[Material for this exercise]:
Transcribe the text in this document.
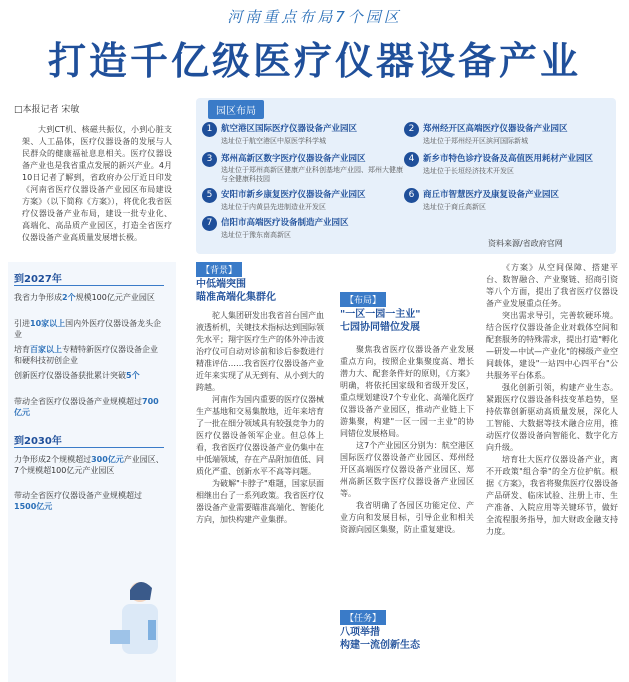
河南重点布局7个园区
打造千亿级医疗仪器设备产业
□本报记者 宋敏
大到CT机、核磁共振仪，小到心脏支架、人工晶体，医疗仪器设备的发展与人民群众的健康福祉息息相关。医疗仪器设备产业也是我省重点发展的新兴产业。4月10日记者了解到，省政府办公厅近日印发《河南省医疗仪器设备产业园区布局建设方案》（以下简称《方案》），将优化我省医疗仪器设备产业布局，建设一批专业化、高端化、高品质产业园区，打造全省医疗仪器设备产业高质量发展增长极。
园区布局
1	航空港区国际医疗仪器设备产业园区
选址位于航空港区中原医学科学城
2	郑州经开区高端医疗仪器设备产业园区
选址位于郑州经开区滨河国际新城
3	郑州高新区数字医疗仪器设备产业园区
选址位于郑州高新区健康产业科创基地产业园、郑州大健康与全健康科技园
4	新乡市特色诊疗设备及高值医用耗材产业园区
选址位于长垣经济技术开发区
5	安阳市新乡康复医疗仪器设备产业园区
选址位于内黄县先进制造业开发区
6	商丘市智慧医疗及康复设备产业园区
选址位于商丘高新区
7	信阳市高端医疗设备制造产业园区
选址位于豫东南高新区
资料来源/省政府官网
到2027年
我省力争形成2个规模100亿元产业园区
引进10家以上国内外医疗仪器设备龙头企业
培育百家以上专精特新医疗仪器设备企业和硬科技初创企业
创新医疗仪器设备获批累计突破5个
带动全省医疗仪器设备产业规模超过700亿元
到2030年
力争形成2个规模超过300亿元产业园区、7个规模超100亿元产业园区
带动全省医疗仪器设备产业规模超过1500亿元
【背景】
中低端突围
瞄准高端化集群化

驼人集团研发出我省首台国产血液透析机，关键技术指标达到国际领先水平；翔宇医疗生产的体外冲击波治疗仪可自动对诊前和诊后参数进行精准评估……我省医疗仪器设备产业近年来实现了从无到有、从小到大的跨越。

河南作为国内重要的医疗仪器械生产基地和交易集散地，近年来培育了一批在细分领域具有较强竞争力的医疗仪器设备领军企业。但总体上看，我省医疗仪器设备产业仍集中在中低端领域，存在产品附加值低、同质化严重、创新水平不高等问题。

为破解"卡脖子"难题，国家层面相继出台了一系列政策。我省医疗仪器设备产业需要瞄准高端化、智能化方向，加快构建产业集群。

【布局】
"一区一园一主业"
七园协同错位发展

聚焦我省医疗仪器设备产业发展重点方向，按照企业集聚度高、增长潜力大、配套条件好的原则，《方案》明确，将依托国家级和省级开发区，重点规划建设7个专业化、高端化医疗仪器设备产业园区，推动产业链上下游集聚，构建"一区一园一主业"的协同错位发展格局。

这7个产业园区分别为：航空港区国际医疗仪器设备产业园区、郑州经开区高端医疗仪器设备产业园区、郑州高新区数字医疗仪器设备产业园区等。

我省明确了各园区功能定位、产业方向和发展目标，引导企业和相关资源向园区集聚，防止重复建设。

【任务】
八项举措
构建一流创新生态

《方案》从空间保障、搭建平台、数智融合、产业聚链、招商引资等八个方面，提出了我省医疗仪器设备产业发展重点任务。

突出需求导引，完善软硬环境。结合医疗仪器设备企业对载体空间和配套服务的特殊需求，提出打造"孵化—研发—中试—产业化"的梯级产业空间载体，建设"一站四中心四平台"公共服务平台体系。

强化创新引领，构建产业生态。紧跟医疗仪器设备科技变革趋势，坚持依靠创新驱动高质量发展，深化人工智能、大数据等技术融合应用，推动医疗仪器设备向智能化、数字化方向升级。

培育壮大医疗仪器设备产业，离不开政策"组合拳"的全方位护航。根据《方案》，我省将聚焦医疗仪器设备产品研发、临床试验、注册上市、生产准备、入院应用等关键环节，做好全流程服务指导，加大财政金融支持力度。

[Goal]:
Your task is to gather all lines from the entries above that hold the word "一区一园一主业".

[Answer below]:
"一区一园一主业"
聚焦我省医疗仪器设备产业发展重点方向，按照企业集聚度高、增长潜力大、配套条件好的原则，《方案》明确，将依托国家级和省级开发区，重点规划建设7个专业化、高端化医疗仪器设备产业园区，推动产业链上下游集聚，构建"一区一园一主业"的协同错位发展格局。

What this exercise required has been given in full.